What to produce ▸
Repeat all of the material exactly as given.

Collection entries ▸

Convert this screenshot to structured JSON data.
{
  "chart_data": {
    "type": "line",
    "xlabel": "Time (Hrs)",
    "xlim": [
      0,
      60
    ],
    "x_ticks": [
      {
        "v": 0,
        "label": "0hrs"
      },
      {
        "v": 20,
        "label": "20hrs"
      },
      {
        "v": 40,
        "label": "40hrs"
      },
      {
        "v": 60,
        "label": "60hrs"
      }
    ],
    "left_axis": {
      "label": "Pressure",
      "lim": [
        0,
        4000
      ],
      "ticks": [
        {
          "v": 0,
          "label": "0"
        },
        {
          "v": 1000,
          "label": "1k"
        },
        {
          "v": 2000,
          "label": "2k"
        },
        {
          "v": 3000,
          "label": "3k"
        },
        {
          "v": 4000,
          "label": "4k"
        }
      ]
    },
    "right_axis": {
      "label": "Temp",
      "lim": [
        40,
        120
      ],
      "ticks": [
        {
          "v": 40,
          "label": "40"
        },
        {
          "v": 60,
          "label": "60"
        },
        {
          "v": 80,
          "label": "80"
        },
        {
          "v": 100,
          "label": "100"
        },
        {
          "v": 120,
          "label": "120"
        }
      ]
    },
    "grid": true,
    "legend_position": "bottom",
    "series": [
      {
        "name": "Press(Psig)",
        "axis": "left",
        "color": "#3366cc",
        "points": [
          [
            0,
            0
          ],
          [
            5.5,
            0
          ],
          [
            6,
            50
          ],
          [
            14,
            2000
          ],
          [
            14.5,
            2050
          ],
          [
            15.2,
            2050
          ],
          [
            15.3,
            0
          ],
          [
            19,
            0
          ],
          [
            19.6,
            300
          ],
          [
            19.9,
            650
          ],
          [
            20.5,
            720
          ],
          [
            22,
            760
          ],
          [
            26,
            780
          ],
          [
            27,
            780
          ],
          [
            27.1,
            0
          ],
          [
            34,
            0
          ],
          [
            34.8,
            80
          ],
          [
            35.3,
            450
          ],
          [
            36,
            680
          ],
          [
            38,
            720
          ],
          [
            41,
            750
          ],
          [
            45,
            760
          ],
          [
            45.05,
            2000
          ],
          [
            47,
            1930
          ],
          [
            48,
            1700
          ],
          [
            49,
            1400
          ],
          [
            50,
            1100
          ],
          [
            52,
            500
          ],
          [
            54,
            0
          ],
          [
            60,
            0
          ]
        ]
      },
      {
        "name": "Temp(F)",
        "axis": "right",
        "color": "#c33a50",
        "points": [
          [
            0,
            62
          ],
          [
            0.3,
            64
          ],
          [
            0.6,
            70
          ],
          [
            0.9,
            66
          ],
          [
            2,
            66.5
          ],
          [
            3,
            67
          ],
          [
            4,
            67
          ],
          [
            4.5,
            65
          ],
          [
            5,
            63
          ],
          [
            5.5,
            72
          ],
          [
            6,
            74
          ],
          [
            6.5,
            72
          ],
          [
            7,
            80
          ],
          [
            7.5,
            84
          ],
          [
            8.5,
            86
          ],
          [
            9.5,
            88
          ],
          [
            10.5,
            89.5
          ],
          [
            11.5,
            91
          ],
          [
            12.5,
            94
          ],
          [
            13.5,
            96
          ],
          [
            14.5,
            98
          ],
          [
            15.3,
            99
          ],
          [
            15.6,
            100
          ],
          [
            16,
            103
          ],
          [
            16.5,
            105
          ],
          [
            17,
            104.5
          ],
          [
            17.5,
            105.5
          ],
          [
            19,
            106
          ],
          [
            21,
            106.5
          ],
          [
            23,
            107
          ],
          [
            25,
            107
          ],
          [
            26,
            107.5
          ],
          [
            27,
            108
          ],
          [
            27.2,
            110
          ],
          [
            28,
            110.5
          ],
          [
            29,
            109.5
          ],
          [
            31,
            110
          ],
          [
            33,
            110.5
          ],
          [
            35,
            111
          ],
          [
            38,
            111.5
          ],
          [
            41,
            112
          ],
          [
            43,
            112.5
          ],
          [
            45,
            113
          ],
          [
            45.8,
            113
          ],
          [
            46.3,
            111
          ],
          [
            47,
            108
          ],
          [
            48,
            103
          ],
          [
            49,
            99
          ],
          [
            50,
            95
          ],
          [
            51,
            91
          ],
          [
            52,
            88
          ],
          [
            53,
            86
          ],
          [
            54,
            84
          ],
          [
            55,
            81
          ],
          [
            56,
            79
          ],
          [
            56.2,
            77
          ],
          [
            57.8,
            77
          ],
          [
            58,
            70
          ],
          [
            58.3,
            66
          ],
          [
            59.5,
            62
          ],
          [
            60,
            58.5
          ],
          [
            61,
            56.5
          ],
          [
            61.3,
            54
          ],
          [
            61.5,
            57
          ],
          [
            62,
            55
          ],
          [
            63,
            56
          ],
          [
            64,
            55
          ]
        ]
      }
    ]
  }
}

Finished answer ▸
Convert this screenshot to structured JSON data.
{
  "chart_data": {
    "type": "line",
    "xlabel": "Time (Hrs)",
    "xlim": [
      0,
      60
    ],
    "x_ticks": [
      {
        "v": 0,
        "label": "0hrs"
      },
      {
        "v": 20,
        "label": "20hrs"
      },
      {
        "v": 40,
        "label": "40hrs"
      },
      {
        "v": 60,
        "label": "60hrs"
      }
    ],
    "left_axis": {
      "label": "Pressure",
      "lim": [
        0,
        4000
      ],
      "ticks": [
        {
          "v": 0,
          "label": "0"
        },
        {
          "v": 1000,
          "label": "1k"
        },
        {
          "v": 2000,
          "label": "2k"
        },
        {
          "v": 3000,
          "label": "3k"
        },
        {
          "v": 4000,
          "label": "4k"
        }
      ]
    },
    "right_axis": {
      "label": "Temp",
      "lim": [
        40,
        120
      ],
      "ticks": [
        {
          "v": 40,
          "label": "40"
        },
        {
          "v": 60,
          "label": "60"
        },
        {
          "v": 80,
          "label": "80"
        },
        {
          "v": 100,
          "label": "100"
        },
        {
          "v": 120,
          "label": "120"
        }
      ]
    },
    "grid": true,
    "legend_position": "bottom",
    "series": [
      {
        "name": "Press(Psig)",
        "axis": "left",
        "color": "#3366cc",
        "points": [
          [
            0,
            0
          ],
          [
            5.5,
            0
          ],
          [
            6,
            50
          ],
          [
            14,
            2000
          ],
          [
            14.5,
            2050
          ],
          [
            15.2,
            2050
          ],
          [
            15.3,
            0
          ],
          [
            19,
            0
          ],
          [
            19.6,
            300
          ],
          [
            19.9,
            650
          ],
          [
            20.5,
            720
          ],
          [
            22,
            760
          ],
          [
            26,
            780
          ],
          [
            27,
            780
          ],
          [
            27.1,
            0
          ],
          [
            34,
            0
          ],
          [
            34.8,
            80
          ],
          [
            35.3,
            450
          ],
          [
            36,
            680
          ],
          [
            38,
            720
          ],
          [
            41,
            750
          ],
          [
            45,
            760
          ],
          [
            45.05,
            2000
          ],
          [
            47,
            1930
          ],
          [
            48,
            1700
          ],
          [
            49,
            1400
          ],
          [
            50,
            1100
          ],
          [
            52,
            500
          ],
          [
            54,
            0
          ],
          [
            60,
            0
          ]
        ]
      },
      {
        "name": "Temp(F)",
        "axis": "right",
        "color": "#c33a50",
        "points": [
          [
            0,
            62
          ],
          [
            0.3,
            64
          ],
          [
            0.6,
            70
          ],
          [
            0.9,
            66
          ],
          [
            2,
            66.5
          ],
          [
            3,
            67
          ],
          [
            4,
            67
          ],
          [
            4.5,
            65
          ],
          [
            5,
            63
          ],
          [
            5.5,
            72
          ],
          [
            6,
            74
          ],
          [
            6.5,
            72
          ],
          [
            7,
            80
          ],
          [
            7.5,
            84
          ],
          [
            8.5,
            86
          ],
          [
            9.5,
            88
          ],
          [
            10.5,
            89.5
          ],
          [
            11.5,
            91
          ],
          [
            12.5,
            94
          ],
          [
            13.5,
            96
          ],
          [
            14.5,
            98
          ],
          [
            15.3,
            99
          ],
          [
            15.6,
            100
          ],
          [
            16,
            103
          ],
          [
            16.5,
            105
          ],
          [
            17,
            104.5
          ],
          [
            17.5,
            105.5
          ],
          [
            19,
            106
          ],
          [
            21,
            106.5
          ],
          [
            23,
            107
          ],
          [
            25,
            107
          ],
          [
            26,
            107.5
          ],
          [
            27,
            108
          ],
          [
            27.2,
            110
          ],
          [
            28,
            110.5
          ],
          [
            29,
            109.5
          ],
          [
            31,
            110
          ],
          [
            33,
            110.5
          ],
          [
            35,
            111
          ],
          [
            38,
            111.5
          ],
          [
            41,
            112
          ],
          [
            43,
            112.5
          ],
          [
            45,
            113
          ],
          [
            45.8,
            113
          ],
          [
            46.3,
            111
          ],
          [
            47,
            108
          ],
          [
            48,
            103
          ],
          [
            49,
            99
          ],
          [
            50,
            95
          ],
          [
            51,
            91
          ],
          [
            52,
            88
          ],
          [
            53,
            86
          ],
          [
            54,
            84
          ],
          [
            55,
            81
          ],
          [
            56,
            79
          ],
          [
            56.2,
            77
          ],
          [
            57.8,
            77
          ],
          [
            58,
            70
          ],
          [
            58.3,
            66
          ],
          [
            59.5,
            62
          ],
          [
            60,
            58.5
          ],
          [
            61,
            56.5
          ],
          [
            61.3,
            54
          ],
          [
            61.5,
            57
          ],
          [
            62,
            55
          ],
          [
            63,
            56
          ],
          [
            64,
            55
          ]
        ]
      }
    ]
  }
}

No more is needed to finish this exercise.